━━ RECORDS SHOWN ━━

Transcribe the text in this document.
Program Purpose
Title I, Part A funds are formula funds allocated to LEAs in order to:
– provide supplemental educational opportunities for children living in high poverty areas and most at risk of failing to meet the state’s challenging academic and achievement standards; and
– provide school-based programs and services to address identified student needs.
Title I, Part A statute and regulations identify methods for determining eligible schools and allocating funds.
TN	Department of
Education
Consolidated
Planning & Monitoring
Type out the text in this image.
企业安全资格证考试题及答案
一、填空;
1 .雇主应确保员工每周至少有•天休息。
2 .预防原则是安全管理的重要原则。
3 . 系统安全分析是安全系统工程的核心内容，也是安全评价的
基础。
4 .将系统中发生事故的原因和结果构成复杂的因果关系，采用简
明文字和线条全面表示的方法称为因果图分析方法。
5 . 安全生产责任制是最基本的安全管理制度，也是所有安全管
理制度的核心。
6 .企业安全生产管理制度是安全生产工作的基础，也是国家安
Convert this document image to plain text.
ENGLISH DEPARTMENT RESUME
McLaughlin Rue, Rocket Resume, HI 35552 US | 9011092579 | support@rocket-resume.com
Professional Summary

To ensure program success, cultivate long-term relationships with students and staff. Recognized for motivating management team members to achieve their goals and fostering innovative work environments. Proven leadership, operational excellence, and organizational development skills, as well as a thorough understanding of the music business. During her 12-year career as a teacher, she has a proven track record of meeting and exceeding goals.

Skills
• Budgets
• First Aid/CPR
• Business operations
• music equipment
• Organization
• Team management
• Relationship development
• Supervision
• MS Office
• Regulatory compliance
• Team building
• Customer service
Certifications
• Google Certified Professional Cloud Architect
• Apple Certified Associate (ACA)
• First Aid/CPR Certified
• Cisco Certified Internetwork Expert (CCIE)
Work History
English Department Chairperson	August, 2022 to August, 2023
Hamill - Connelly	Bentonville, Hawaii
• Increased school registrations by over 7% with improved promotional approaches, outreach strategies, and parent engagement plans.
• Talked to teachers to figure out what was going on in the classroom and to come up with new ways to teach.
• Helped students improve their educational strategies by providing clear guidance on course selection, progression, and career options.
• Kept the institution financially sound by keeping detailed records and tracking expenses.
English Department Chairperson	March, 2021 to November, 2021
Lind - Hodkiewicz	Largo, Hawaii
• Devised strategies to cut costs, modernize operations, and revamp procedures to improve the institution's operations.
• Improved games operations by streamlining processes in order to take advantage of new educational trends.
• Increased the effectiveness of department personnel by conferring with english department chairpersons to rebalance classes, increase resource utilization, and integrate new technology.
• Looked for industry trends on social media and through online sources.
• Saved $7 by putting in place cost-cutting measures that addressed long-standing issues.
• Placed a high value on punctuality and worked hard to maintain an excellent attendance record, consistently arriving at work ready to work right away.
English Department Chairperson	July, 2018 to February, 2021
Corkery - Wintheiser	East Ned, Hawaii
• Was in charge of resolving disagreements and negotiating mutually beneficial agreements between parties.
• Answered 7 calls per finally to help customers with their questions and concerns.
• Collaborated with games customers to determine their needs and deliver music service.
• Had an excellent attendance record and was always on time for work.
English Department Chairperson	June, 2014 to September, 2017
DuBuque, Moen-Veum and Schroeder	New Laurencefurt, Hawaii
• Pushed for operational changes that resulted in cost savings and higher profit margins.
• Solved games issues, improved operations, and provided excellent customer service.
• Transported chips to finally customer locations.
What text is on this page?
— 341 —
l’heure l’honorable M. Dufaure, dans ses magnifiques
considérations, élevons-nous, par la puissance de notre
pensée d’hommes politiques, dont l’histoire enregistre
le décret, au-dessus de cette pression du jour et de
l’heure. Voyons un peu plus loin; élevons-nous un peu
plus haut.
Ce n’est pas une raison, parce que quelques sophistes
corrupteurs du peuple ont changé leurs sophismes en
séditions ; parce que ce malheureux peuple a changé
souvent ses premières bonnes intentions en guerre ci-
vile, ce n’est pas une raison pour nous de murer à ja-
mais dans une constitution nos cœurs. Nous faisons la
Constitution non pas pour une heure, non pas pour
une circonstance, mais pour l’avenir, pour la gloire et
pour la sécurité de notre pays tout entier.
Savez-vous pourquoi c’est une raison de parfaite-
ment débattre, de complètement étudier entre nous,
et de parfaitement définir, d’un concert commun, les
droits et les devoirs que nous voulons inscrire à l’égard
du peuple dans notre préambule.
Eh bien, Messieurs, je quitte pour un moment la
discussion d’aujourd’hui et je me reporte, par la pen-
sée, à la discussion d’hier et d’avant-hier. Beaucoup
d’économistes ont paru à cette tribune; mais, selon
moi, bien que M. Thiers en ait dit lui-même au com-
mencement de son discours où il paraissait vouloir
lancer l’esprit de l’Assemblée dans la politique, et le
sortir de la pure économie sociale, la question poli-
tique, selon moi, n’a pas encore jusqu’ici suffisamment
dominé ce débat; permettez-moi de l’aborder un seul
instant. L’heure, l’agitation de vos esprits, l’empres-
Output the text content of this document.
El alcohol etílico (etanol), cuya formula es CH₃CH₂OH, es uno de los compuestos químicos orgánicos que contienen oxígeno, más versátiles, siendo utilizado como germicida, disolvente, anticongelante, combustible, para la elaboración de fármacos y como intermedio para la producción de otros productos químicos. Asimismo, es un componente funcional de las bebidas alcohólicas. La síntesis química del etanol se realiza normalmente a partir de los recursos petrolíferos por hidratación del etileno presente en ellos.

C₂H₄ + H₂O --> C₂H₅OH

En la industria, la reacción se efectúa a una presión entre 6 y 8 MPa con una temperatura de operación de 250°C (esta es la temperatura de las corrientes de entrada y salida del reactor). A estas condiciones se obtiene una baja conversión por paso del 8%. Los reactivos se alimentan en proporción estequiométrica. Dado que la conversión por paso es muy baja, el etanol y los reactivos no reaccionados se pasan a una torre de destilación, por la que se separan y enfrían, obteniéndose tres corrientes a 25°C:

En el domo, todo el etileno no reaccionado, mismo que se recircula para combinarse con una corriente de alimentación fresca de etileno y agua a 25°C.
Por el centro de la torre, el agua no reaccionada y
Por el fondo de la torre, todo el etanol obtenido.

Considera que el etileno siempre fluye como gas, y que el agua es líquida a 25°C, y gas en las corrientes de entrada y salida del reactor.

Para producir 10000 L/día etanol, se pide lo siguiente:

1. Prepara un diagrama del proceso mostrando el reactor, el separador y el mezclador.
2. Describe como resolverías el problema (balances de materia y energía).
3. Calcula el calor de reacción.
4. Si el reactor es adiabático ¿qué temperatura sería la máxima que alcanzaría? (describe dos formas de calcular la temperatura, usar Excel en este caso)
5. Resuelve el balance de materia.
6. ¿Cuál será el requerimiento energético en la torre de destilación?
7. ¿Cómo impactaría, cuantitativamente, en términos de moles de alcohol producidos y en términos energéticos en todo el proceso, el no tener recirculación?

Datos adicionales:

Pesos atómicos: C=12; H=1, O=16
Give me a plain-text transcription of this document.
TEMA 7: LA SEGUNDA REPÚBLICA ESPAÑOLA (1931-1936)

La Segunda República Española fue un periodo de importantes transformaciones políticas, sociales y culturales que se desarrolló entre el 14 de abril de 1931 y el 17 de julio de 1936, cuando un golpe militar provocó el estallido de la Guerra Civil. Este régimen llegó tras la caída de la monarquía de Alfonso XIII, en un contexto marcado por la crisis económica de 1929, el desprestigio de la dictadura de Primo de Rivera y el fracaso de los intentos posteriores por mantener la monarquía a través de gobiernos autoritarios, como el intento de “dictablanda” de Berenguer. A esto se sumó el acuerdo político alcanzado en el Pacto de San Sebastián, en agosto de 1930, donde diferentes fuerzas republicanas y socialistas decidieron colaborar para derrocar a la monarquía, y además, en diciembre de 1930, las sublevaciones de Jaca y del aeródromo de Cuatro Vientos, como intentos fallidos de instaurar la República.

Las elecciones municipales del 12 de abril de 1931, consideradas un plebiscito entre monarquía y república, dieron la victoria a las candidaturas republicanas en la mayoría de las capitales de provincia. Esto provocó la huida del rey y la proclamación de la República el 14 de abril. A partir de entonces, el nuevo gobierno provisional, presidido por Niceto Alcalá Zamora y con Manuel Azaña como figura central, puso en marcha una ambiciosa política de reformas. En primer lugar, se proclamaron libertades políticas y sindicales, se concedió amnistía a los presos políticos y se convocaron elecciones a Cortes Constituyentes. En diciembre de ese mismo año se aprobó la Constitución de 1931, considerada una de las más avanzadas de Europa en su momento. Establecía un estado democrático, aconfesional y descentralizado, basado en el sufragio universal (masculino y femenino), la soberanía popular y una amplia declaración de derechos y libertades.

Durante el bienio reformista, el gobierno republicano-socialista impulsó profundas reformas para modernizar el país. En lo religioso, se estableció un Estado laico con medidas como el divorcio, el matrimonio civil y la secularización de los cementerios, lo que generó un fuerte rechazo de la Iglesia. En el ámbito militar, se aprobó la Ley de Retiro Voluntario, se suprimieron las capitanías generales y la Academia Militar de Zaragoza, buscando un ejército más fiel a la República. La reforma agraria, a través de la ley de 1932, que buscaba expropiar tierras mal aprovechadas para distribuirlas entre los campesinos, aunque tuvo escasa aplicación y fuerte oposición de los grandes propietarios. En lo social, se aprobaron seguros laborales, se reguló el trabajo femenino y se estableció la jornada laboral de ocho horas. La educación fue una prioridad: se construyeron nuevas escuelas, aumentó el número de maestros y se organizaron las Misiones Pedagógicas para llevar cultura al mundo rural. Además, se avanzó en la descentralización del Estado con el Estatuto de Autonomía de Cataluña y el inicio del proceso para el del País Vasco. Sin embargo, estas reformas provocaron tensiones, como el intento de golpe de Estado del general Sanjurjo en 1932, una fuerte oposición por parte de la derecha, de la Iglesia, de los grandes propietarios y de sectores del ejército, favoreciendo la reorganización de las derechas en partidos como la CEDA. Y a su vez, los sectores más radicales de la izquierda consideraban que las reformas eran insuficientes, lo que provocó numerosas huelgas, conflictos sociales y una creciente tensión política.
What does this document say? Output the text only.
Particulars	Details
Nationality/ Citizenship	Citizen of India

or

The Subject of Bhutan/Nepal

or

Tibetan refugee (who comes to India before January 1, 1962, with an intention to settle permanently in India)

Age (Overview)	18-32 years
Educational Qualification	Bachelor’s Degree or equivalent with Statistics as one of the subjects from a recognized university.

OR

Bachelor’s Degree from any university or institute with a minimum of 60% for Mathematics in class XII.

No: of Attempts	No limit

━━━

#### WHAT THE EXERCISE ASKS
Where a line of the material above holds the string "agua", copy that line.

#### COMPLETE OUTPUT
En el domo, todo el etileno no reaccionado, mismo que se recircula para combinarse con una corriente de alimentación fresca de etileno y agua a 25°C.
Por el centro de la torre, el agua no reaccionada y
Considera que el etileno siempre fluye como gas, y que el agua es líquida a 25°C, y gas en las corrientes de entrada y salida del reactor.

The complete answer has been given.